> [TASK DESCRIPTION]: Give every line back verbatim, dropping all images.

> [DATA FOR PROCESSING]:
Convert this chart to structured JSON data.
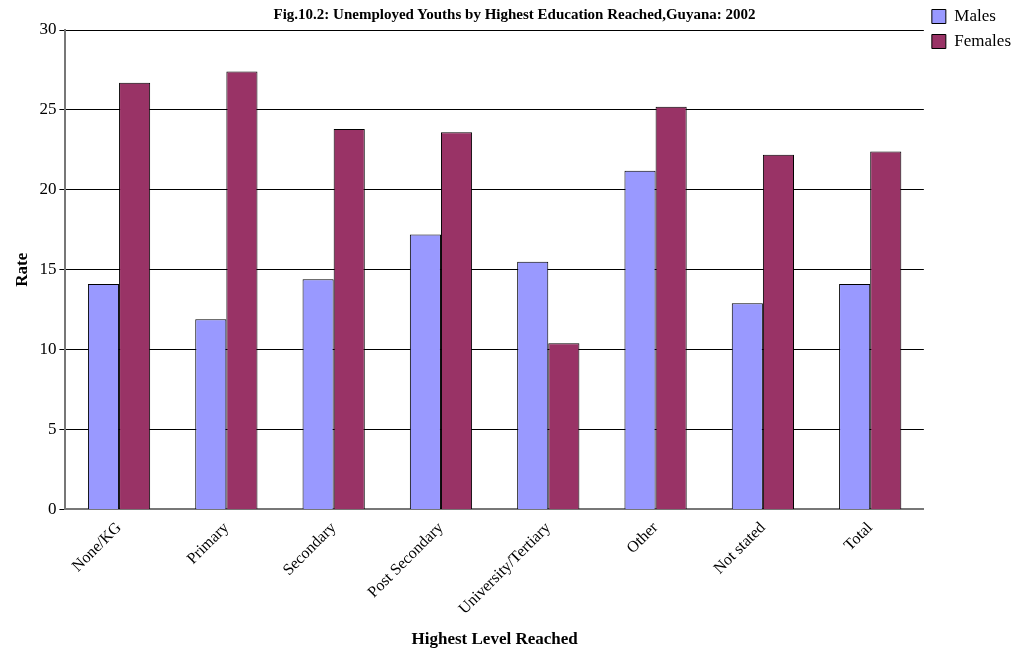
{
  "chart_data": {
    "type": "bar",
    "title": "Fig.10.2: Unemployed Youths by Highest Education Reached,Guyana: 2002",
    "xlabel": "Highest Level Reached",
    "ylabel": "Rate",
    "categories": [
      "None/KG",
      "Primary",
      "Secondary",
      "Post Secondary",
      "University/Tertiary",
      "Other",
      "Not stated",
      "Total"
    ],
    "series": [
      {
        "name": "Males",
        "color": "#9999ff",
        "values": [
          14.1,
          11.9,
          14.4,
          17.2,
          15.5,
          21.2,
          12.9,
          14.1
        ]
      },
      {
        "name": "Females",
        "color": "#993366",
        "values": [
          26.7,
          27.4,
          23.8,
          23.6,
          10.4,
          25.2,
          22.2,
          22.4
        ]
      }
    ],
    "ylim": [
      0,
      30
    ],
    "yticks": [
      0,
      5,
      10,
      15,
      20,
      25,
      30
    ],
    "grid": "y",
    "legend": "top right"
  }
}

> [ANSWER TO THE TASK]:
Convert this chart to structured JSON data.
{
  "chart_data": {
    "type": "bar",
    "title": "Fig.10.2: Unemployed Youths by Highest Education Reached,Guyana: 2002",
    "xlabel": "Highest Level Reached",
    "ylabel": "Rate",
    "categories": [
      "None/KG",
      "Primary",
      "Secondary",
      "Post Secondary",
      "University/Tertiary",
      "Other",
      "Not stated",
      "Total"
    ],
    "series": [
      {
        "name": "Males",
        "color": "#9999ff",
        "values": [
          14.1,
          11.9,
          14.4,
          17.2,
          15.5,
          21.2,
          12.9,
          14.1
        ]
      },
      {
        "name": "Females",
        "color": "#993366",
        "values": [
          26.7,
          27.4,
          23.8,
          23.6,
          10.4,
          25.2,
          22.2,
          22.4
        ]
      }
    ],
    "ylim": [
      0,
      30
    ],
    "yticks": [
      0,
      5,
      10,
      15,
      20,
      25,
      30
    ],
    "grid": "y",
    "legend": "top right"
  }
}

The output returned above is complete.